◆ **STATED EXERCISE**
Find all lines in the listing that include the word "Immer", then copy them.

## BEGIN

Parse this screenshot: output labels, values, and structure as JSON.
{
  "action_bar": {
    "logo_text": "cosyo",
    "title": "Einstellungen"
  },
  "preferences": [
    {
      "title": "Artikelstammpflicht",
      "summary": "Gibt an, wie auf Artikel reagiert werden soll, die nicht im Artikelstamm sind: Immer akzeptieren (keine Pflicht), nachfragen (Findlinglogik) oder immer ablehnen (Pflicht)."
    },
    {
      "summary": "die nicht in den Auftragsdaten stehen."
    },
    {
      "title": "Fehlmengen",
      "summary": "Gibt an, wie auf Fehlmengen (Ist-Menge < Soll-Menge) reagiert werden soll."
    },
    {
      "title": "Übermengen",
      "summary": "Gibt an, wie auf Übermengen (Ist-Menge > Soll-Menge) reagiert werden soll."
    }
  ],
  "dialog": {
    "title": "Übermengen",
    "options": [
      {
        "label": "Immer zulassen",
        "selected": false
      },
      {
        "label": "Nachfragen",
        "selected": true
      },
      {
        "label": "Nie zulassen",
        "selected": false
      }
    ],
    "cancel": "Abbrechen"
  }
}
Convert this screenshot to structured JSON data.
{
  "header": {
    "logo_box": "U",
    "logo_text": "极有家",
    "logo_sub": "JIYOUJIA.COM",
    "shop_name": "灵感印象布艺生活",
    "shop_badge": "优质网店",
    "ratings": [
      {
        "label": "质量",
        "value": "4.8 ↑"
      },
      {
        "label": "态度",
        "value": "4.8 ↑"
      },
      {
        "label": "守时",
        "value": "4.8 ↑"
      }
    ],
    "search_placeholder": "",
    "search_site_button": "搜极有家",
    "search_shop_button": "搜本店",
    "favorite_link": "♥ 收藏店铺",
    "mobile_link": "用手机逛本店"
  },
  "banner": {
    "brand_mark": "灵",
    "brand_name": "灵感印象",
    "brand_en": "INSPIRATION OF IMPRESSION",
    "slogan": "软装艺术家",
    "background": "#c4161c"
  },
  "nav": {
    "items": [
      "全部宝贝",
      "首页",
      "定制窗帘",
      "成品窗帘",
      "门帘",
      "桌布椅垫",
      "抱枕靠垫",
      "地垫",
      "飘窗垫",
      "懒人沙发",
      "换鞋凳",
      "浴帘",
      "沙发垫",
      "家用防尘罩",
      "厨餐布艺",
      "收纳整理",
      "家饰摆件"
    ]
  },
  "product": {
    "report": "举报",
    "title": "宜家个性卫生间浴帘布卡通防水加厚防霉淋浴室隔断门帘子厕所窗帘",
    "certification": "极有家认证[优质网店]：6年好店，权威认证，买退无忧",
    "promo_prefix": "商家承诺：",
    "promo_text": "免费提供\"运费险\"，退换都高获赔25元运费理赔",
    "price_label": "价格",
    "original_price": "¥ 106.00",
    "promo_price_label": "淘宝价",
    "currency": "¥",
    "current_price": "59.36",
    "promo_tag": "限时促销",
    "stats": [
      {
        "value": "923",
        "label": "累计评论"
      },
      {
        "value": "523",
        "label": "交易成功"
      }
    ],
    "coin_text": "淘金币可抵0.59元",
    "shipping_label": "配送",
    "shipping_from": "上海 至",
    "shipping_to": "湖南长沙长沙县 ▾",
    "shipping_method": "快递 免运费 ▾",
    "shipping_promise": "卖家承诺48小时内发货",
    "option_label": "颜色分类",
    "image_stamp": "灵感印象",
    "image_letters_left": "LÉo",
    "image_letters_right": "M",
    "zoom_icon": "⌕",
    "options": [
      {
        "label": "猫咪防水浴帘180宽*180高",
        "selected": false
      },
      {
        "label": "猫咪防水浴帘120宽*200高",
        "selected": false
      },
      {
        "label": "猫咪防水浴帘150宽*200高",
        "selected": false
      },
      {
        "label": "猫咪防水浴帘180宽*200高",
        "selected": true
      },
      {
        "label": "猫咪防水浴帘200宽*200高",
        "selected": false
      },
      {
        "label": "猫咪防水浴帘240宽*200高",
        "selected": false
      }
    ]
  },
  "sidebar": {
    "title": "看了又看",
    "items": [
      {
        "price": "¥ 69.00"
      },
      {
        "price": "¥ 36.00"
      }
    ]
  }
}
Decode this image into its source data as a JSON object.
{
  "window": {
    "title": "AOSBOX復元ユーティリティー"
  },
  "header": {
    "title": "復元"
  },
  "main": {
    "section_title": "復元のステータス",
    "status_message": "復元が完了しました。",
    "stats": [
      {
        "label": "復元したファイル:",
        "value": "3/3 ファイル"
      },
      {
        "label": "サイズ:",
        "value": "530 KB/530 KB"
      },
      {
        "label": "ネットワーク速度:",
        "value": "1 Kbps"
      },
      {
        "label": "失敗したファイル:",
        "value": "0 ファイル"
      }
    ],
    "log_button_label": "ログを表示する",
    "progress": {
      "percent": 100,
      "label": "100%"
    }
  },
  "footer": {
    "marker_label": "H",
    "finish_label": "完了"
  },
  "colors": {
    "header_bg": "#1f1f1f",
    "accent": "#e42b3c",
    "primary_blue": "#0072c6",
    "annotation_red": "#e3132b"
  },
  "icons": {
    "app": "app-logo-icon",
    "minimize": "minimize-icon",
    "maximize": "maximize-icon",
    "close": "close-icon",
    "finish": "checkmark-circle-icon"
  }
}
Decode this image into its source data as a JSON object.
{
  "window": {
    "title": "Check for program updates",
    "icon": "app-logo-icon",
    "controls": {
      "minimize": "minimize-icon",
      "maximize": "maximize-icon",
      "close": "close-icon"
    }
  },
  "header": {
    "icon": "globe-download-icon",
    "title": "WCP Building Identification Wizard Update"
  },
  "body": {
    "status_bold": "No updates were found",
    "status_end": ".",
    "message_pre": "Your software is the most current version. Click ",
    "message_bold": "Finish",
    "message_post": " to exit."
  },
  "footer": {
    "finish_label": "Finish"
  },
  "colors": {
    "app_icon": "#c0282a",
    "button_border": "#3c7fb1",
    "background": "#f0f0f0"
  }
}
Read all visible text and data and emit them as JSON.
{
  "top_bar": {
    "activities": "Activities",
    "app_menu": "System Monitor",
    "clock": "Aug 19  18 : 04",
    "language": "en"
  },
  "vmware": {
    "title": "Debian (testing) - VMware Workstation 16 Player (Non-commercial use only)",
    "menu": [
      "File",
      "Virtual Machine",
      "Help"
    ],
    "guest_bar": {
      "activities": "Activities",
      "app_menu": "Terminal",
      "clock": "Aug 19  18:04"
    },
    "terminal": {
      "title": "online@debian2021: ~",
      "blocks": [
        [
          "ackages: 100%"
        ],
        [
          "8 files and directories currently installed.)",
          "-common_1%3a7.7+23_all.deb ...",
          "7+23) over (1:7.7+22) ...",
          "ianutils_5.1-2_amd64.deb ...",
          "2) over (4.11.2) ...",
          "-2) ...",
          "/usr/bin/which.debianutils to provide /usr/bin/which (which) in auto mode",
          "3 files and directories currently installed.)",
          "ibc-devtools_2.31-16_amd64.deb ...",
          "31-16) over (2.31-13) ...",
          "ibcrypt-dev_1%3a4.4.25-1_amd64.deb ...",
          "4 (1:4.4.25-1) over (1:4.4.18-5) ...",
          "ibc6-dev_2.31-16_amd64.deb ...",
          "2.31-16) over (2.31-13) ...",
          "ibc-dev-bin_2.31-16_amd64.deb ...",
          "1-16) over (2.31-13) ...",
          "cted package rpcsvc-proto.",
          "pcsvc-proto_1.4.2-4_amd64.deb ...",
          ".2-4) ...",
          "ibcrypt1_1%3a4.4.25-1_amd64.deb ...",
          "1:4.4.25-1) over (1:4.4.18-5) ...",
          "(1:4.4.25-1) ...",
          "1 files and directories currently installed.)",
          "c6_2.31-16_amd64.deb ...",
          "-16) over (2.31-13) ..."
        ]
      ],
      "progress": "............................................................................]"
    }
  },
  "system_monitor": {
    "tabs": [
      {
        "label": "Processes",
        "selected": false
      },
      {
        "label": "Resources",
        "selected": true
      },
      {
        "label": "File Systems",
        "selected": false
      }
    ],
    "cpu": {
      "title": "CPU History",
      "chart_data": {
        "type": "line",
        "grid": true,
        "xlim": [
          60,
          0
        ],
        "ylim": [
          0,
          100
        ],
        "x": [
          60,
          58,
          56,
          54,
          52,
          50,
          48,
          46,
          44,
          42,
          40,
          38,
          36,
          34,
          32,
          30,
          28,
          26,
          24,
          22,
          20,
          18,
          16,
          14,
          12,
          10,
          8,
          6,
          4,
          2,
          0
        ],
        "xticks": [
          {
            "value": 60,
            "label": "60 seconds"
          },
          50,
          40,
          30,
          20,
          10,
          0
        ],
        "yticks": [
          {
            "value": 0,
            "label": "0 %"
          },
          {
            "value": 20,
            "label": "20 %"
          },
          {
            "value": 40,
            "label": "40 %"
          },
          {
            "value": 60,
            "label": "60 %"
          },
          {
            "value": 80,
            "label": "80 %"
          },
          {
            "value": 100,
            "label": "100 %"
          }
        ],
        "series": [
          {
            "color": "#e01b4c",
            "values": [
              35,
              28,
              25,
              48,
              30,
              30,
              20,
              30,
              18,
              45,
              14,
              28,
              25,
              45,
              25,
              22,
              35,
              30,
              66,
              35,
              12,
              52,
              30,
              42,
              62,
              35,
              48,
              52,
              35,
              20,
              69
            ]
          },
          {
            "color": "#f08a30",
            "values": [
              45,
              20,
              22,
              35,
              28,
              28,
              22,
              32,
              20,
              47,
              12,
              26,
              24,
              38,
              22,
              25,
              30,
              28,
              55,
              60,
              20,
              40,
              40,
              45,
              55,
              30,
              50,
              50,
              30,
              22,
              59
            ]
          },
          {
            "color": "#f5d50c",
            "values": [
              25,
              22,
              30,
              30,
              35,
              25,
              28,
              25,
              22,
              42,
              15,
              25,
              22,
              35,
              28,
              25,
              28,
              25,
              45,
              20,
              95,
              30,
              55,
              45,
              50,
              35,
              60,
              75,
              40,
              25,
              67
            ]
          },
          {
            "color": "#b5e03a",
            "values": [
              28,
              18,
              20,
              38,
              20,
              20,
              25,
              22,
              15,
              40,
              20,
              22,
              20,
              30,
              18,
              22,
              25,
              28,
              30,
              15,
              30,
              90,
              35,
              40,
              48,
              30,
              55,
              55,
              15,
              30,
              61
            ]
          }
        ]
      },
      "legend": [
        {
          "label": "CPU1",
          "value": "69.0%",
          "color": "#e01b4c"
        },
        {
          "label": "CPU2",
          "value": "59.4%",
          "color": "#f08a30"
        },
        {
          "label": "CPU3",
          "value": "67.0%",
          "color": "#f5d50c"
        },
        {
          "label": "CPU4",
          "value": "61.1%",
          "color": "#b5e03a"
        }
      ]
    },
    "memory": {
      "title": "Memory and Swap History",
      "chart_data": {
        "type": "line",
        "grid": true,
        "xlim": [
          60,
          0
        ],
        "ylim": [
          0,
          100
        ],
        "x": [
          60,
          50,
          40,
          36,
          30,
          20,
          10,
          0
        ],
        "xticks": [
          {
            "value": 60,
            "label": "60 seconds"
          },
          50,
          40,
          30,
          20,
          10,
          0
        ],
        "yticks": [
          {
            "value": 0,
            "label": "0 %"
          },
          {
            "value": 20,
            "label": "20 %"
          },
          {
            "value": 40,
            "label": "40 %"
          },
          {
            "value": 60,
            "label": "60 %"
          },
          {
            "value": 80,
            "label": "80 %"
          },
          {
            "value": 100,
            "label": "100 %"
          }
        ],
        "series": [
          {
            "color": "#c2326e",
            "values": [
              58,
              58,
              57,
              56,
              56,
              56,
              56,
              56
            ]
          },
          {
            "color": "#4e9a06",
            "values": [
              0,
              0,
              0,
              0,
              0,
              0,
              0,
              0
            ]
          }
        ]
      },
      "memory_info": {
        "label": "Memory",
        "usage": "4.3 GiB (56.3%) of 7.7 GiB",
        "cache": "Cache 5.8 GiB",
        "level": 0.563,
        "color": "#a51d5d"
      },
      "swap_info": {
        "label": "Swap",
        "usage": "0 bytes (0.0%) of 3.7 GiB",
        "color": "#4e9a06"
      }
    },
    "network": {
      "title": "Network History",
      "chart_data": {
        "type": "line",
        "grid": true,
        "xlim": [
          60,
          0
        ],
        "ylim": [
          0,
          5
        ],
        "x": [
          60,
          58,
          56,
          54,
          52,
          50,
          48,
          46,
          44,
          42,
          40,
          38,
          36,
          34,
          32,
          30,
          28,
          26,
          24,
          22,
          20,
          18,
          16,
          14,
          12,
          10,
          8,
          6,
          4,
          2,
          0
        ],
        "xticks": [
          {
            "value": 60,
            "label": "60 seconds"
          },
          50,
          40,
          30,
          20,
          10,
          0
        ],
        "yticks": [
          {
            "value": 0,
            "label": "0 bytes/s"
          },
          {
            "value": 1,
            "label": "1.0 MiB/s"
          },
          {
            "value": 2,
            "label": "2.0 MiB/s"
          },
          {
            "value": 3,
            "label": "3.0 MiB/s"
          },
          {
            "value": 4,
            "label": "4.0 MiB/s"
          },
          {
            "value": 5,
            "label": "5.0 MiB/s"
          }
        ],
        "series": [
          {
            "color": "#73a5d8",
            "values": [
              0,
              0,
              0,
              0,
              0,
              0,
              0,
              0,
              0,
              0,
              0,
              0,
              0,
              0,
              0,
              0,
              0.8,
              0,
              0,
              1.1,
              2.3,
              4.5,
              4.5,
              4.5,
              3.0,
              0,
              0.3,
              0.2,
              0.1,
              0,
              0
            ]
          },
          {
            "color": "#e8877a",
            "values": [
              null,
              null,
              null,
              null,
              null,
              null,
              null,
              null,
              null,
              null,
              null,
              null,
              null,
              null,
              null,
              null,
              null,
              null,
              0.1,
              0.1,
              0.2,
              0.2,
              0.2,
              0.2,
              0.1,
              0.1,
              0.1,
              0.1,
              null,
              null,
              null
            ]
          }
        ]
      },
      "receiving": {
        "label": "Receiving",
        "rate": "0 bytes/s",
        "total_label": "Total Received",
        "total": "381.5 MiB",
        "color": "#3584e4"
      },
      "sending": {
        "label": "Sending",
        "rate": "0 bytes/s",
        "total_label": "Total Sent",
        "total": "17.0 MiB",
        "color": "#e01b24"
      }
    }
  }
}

## END

◆ **ANSWER IN FULL**
      "summary": "Gibt an, wie auf Artikel reagiert werden soll, die nicht im Artikelstamm sind: Immer akzeptieren (keine Pflicht), nachfragen (Findlinglogik) oder immer ablehnen (Pflicht)."
        "label": "Immer zulassen",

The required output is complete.